Your task:
Count how many lines have the word "Tagesschulen" in them. Reply with that number by itself.
▼
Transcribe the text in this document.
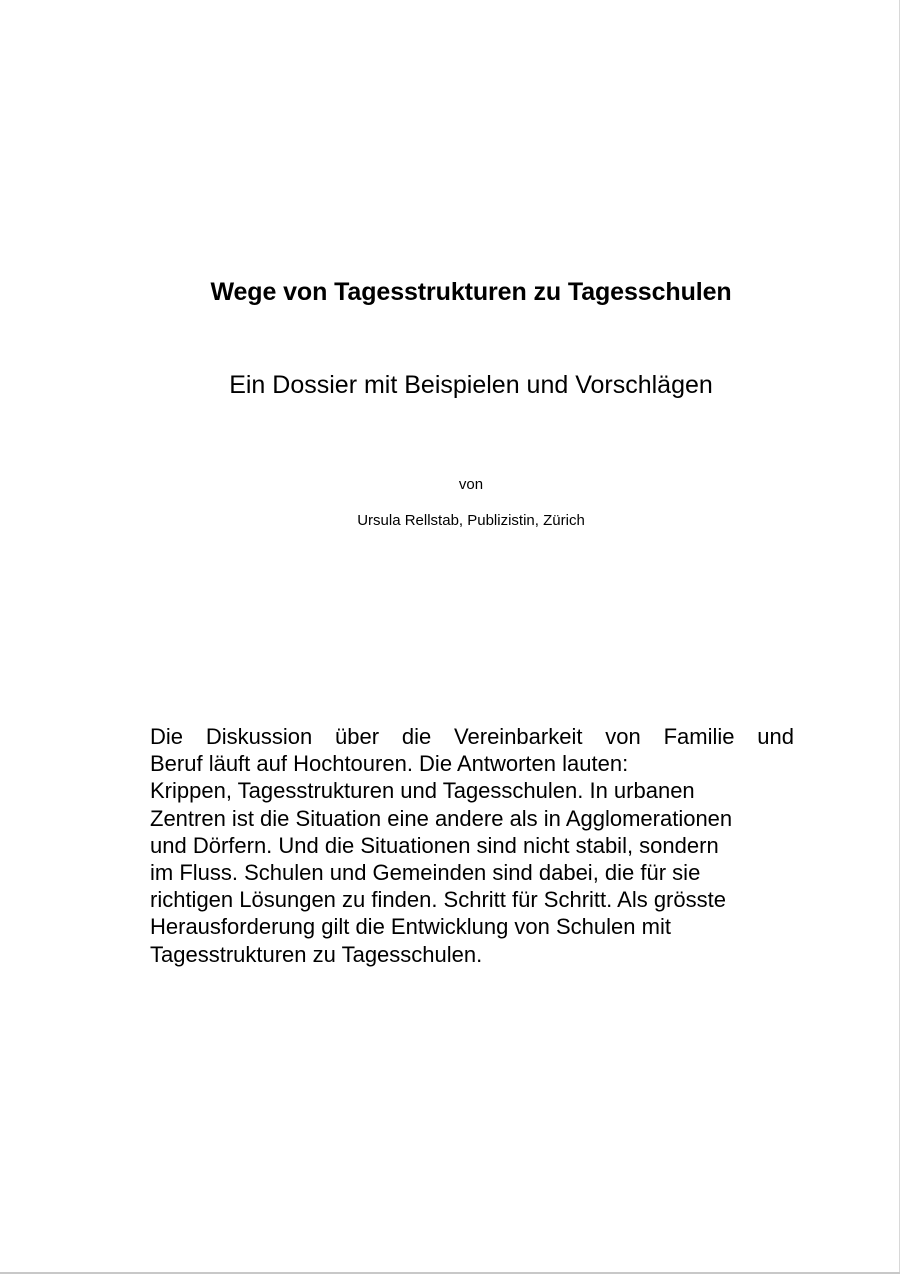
Wege von Tagesstrukturen zu Tagesschulen
Ein Dossier mit Beispielen und Vorschlägen
von
Ursula Rellstab, Publizistin, Zürich
Die Diskussion über die Vereinbarkeit von Familie und
Beruf läuft auf Hochtouren. Die Antworten lauten:
Krippen, Tagesstrukturen und Tagesschulen. In urbanen
Zentren ist die Situation eine andere als in Agglomerationen
und Dörfern. Und die Situationen sind nicht stabil, sondern
im Fluss. Schulen und Gemeinden sind dabei, die für sie
richtigen Lösungen zu finden. Schritt für Schritt. Als grösste
Herausforderung gilt die Entwicklung von Schulen mit
Tagesstrukturen zu Tagesschulen.
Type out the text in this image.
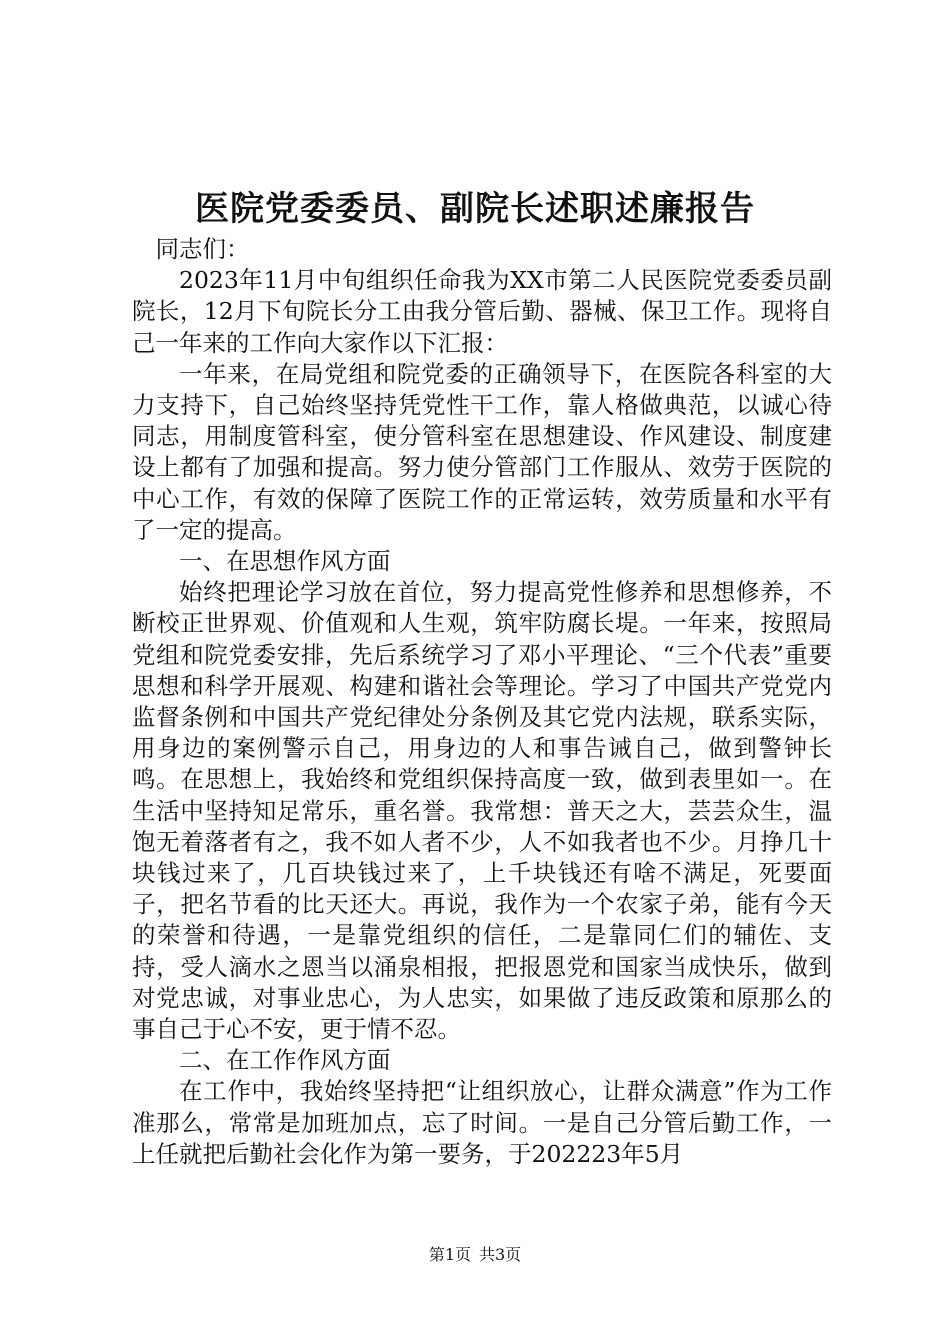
医院党委委员、副院长述职述廉报告

同志们：

2023年11月中旬组织任命我为XX市第二人民医院党委委员副院长，12月下旬院长分工由我分管后勤、器械、保卫工作。现将自己一年来的工作向大家作以下汇报：

一年来，在局党组和院党委的正确领导下，在医院各科室的大力支持下，自己始终坚持凭党性干工作，靠人格做典范，以诚心待同志，用制度管科室，使分管科室在思想建设、作风建设、制度建设上都有了加强和提高。努力使分管部门工作服从、效劳于医院的中心工作，有效的保障了医院工作的正常运转，效劳质量和水平有了一定的提高。

一、在思想作风方面

始终把理论学习放在首位，努力提高党性修养和思想修养，不断校正世界观、价值观和人生观，筑牢防腐长堤。一年来，按照局党组和院党委安排，先后系统学习了邓小平理论、“三个代表”重要思想和科学开展观、构建和谐社会等理论。学习了中国共产党党内监督条例和中国共产党纪律处分条例及其它党内法规，联系实际，用身边的案例警示自己，用身边的人和事告诫自己，做到警钟长鸣。在思想上，我始终和党组织保持高度一致，做到表里如一。在生活中坚持知足常乐，重名誉。我常想：普天之大，芸芸众生，温饱无着落者有之，我不如人者不少，人不如我者也不少。月挣几十块钱过来了，几百块钱过来了，上千块钱还有啥不满足，死要面子，把名节看的比天还大。再说，我作为一个农家子弟，能有今天的荣誉和待遇，一是靠党组织的信任，二是靠同仁们的辅佐、支持，受人滴水之恩当以涌泉相报，把报恩党和国家当成快乐，做到对党忠诚，对事业忠心，为人忠实，如果做了违反政策和原那么的事自己于心不安，更于情不忍。

二、在工作作风方面

在工作中，我始终坚持把“让组织放心，让群众满意”作为工作准那么，常常是加班加点，忘了时间。一是自己分管后勤工作，一上任就把后勤社会化作为第一要务，于202223年5月

第1页  共3页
▲
Result for this task:
3